- Material for this exercise -
|---|
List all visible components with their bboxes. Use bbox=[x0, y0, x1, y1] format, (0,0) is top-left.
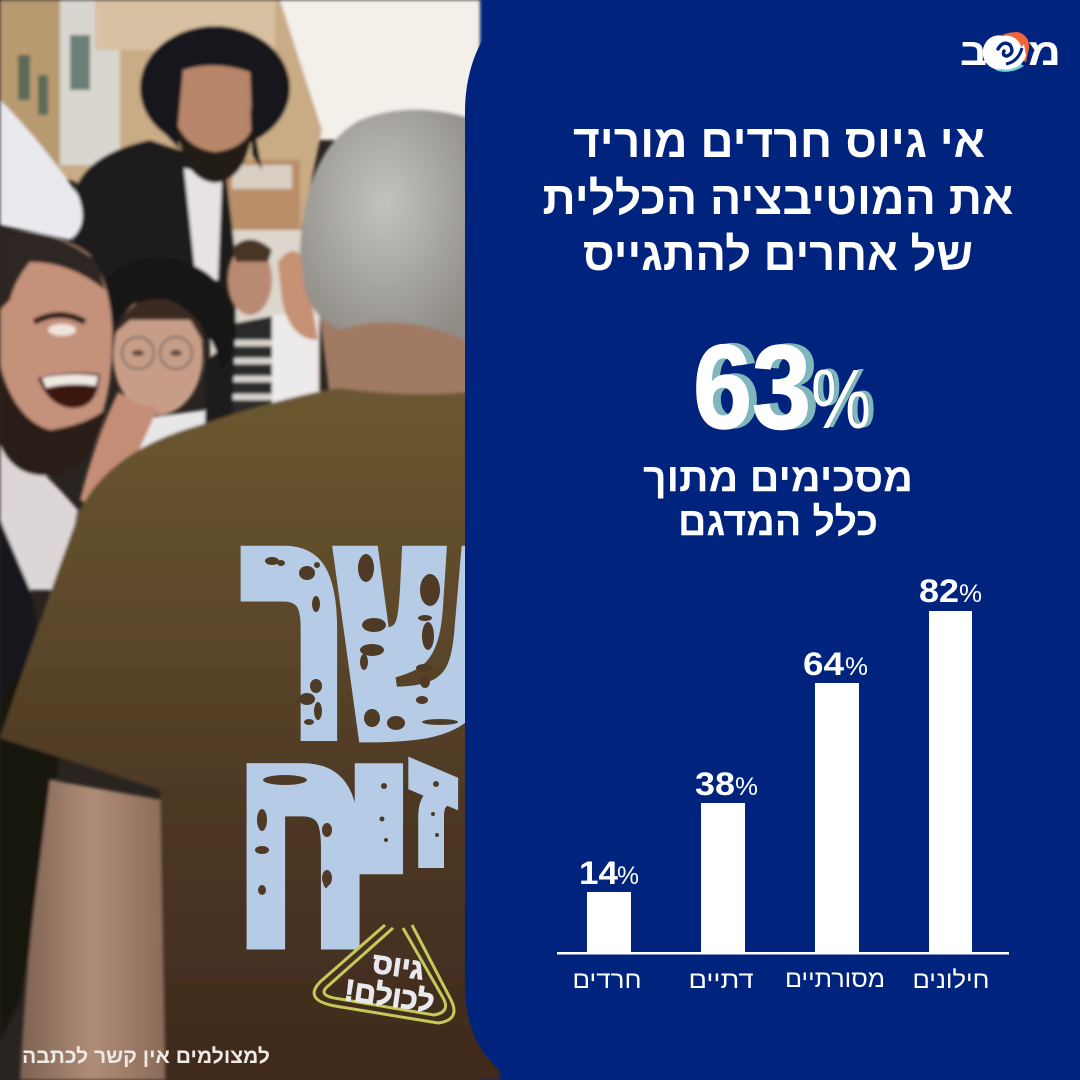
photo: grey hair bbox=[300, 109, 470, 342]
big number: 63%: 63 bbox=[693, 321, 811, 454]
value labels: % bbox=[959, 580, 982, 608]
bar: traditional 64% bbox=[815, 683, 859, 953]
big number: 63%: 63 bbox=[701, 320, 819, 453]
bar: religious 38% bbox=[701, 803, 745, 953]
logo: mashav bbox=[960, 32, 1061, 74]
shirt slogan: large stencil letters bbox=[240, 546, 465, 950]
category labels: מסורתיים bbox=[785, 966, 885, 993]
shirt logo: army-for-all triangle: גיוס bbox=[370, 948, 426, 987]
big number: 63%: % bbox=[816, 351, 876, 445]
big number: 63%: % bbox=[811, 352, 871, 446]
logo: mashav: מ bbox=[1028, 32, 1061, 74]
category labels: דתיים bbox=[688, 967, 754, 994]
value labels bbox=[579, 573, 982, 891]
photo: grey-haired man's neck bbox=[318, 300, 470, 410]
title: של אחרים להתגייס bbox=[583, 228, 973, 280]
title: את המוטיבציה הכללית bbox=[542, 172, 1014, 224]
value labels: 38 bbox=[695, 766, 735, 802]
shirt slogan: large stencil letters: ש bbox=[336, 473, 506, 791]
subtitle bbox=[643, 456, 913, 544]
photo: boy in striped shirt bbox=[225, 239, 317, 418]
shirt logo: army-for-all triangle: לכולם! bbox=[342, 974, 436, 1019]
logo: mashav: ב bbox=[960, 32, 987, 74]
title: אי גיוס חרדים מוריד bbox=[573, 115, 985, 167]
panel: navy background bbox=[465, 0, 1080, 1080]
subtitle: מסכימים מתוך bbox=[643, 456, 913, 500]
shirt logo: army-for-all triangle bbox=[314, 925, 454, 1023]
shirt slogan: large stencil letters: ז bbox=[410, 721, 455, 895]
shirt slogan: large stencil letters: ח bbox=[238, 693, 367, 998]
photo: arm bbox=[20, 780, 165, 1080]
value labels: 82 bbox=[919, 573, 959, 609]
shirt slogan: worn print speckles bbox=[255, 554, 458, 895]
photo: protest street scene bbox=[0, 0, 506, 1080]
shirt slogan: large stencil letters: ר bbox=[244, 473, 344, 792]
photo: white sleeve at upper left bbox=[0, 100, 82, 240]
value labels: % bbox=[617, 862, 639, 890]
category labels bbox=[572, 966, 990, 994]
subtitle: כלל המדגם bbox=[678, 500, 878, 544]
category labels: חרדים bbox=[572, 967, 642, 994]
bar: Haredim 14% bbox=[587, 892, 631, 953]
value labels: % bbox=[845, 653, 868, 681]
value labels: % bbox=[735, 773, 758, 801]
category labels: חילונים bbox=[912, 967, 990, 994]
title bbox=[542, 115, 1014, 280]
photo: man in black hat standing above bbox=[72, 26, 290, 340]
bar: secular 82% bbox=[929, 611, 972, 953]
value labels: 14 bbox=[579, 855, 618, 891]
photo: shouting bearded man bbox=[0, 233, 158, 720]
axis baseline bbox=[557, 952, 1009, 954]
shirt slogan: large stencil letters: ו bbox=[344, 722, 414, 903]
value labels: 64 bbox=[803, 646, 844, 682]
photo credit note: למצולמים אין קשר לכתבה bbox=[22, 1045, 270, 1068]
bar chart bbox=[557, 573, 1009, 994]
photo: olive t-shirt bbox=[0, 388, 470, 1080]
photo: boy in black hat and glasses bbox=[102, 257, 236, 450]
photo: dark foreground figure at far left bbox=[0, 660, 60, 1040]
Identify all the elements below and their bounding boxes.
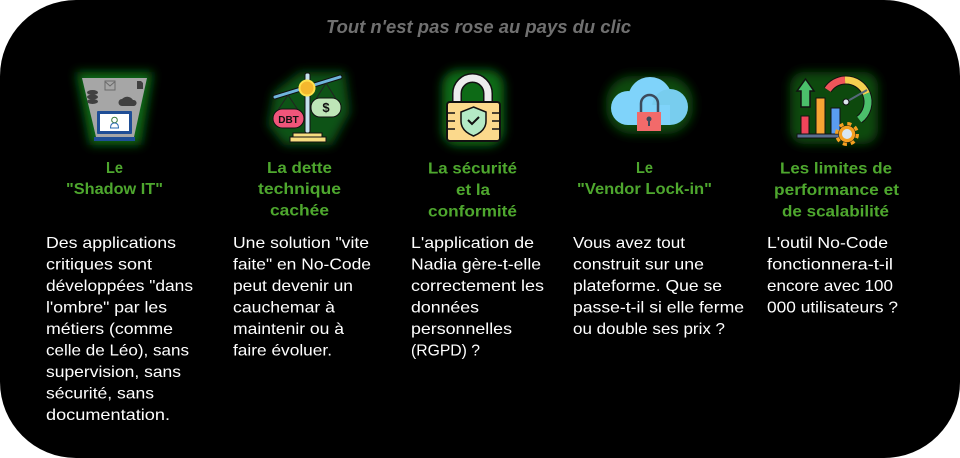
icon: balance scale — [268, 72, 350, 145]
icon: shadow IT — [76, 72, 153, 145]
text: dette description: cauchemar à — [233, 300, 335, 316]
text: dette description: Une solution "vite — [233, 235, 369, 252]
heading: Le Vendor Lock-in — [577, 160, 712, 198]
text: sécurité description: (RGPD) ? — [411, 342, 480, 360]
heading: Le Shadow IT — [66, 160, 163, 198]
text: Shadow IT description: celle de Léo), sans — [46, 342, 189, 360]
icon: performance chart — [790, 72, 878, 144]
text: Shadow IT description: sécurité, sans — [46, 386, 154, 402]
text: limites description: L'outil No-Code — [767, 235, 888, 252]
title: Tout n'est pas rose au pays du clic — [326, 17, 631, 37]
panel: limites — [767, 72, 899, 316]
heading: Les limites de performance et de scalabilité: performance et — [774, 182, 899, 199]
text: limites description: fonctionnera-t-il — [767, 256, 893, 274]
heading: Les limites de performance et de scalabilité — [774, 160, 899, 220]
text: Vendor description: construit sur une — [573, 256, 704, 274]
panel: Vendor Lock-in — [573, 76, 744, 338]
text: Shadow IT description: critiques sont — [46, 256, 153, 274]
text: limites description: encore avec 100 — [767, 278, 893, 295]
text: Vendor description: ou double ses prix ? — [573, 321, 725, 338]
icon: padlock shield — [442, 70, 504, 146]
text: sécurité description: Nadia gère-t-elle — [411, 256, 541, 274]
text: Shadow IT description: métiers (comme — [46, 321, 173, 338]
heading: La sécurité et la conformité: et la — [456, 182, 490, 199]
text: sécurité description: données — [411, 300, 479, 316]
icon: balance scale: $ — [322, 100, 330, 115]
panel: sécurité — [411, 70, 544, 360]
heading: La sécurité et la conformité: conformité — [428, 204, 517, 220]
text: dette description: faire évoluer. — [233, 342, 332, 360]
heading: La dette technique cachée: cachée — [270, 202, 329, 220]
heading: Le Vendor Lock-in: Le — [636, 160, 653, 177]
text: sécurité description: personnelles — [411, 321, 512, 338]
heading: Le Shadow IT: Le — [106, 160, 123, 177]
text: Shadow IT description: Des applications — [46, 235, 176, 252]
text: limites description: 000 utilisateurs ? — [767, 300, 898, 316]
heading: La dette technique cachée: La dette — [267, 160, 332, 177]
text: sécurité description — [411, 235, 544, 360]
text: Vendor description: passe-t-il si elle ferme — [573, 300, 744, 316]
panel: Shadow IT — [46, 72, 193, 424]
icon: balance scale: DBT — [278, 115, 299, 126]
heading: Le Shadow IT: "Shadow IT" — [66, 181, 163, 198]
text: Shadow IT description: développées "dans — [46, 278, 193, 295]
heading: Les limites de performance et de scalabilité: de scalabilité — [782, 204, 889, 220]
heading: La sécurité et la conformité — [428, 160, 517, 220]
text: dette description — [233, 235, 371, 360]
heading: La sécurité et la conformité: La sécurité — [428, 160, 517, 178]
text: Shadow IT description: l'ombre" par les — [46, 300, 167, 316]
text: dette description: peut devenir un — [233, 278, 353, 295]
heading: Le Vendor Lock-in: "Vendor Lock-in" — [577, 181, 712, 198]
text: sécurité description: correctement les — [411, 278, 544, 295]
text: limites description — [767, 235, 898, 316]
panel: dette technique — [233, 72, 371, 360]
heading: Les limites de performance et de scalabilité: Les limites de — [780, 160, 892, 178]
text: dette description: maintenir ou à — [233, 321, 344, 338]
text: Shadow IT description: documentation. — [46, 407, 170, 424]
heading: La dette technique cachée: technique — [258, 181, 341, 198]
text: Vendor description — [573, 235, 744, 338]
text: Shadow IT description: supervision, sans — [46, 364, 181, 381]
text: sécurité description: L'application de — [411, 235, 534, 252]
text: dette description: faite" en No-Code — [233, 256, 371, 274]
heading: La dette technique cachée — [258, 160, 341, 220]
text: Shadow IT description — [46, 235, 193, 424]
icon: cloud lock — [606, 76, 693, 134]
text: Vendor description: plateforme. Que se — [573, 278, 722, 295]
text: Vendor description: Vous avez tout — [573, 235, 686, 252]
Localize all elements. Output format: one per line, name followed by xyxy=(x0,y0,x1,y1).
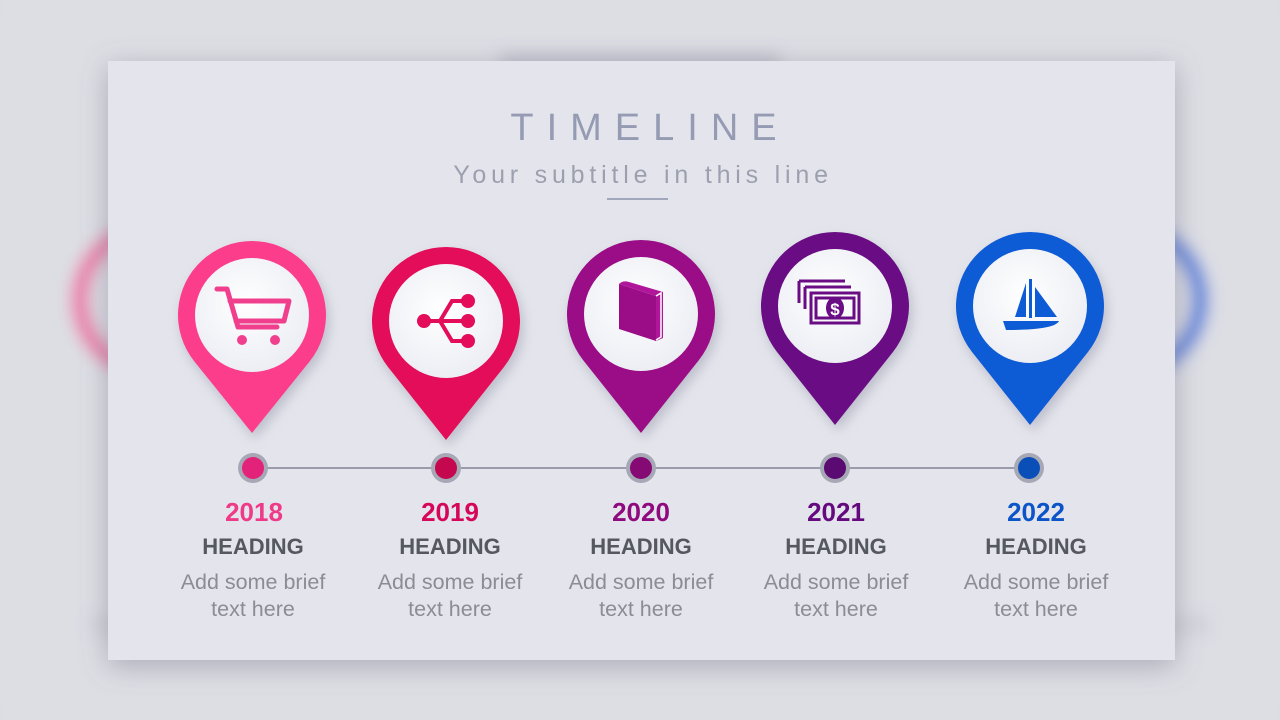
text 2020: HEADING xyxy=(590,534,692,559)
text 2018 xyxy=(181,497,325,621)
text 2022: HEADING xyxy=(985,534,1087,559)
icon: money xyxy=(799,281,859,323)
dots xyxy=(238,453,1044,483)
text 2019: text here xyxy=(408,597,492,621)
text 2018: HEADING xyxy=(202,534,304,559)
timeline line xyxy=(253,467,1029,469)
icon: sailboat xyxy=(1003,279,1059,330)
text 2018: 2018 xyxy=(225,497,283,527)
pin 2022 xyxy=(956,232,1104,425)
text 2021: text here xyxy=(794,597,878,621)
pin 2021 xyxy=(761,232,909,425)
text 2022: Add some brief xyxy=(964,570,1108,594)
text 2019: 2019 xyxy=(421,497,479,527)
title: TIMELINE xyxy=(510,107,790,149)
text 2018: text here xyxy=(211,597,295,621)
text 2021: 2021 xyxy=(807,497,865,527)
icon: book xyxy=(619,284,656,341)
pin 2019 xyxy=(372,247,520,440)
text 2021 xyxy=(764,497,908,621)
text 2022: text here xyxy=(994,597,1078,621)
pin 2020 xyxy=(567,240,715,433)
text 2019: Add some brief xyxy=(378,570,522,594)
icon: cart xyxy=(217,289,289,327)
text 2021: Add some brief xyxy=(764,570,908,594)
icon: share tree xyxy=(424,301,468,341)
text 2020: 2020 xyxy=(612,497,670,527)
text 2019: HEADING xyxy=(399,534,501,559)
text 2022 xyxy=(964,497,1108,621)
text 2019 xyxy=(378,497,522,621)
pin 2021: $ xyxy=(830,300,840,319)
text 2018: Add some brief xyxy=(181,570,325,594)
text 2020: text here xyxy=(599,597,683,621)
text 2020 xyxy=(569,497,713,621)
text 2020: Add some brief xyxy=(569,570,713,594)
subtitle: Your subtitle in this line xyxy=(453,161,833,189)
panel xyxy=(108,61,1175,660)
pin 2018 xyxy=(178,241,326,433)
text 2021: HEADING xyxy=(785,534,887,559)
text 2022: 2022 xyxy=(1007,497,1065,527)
|---|
- Objective -
Could you reproduce the items between the lines holding "text 2020: HEADING xyxy=(590,534,692,559)" and "pin 2021 xyxy=(761,232,909,425)", inclusive, renaming "HEADING" to "TITLE" and leaving everything else unchanged?

- Exercise response -
text 2020: TITLE xyxy=(590,534,692,559)
text 2018 xyxy=(181,497,325,621)
text 2022: TITLE xyxy=(985,534,1087,559)
icon: money xyxy=(799,281,859,323)
dots xyxy=(238,453,1044,483)
text 2019: text here xyxy=(408,597,492,621)
text 2018: TITLE xyxy=(202,534,304,559)
timeline line xyxy=(253,467,1029,469)
icon: sailboat xyxy=(1003,279,1059,330)
text 2018: 2018 xyxy=(225,497,283,527)
pin 2022 xyxy=(956,232,1104,425)
text 2021: text here xyxy=(794,597,878,621)
pin 2021 xyxy=(761,232,909,425)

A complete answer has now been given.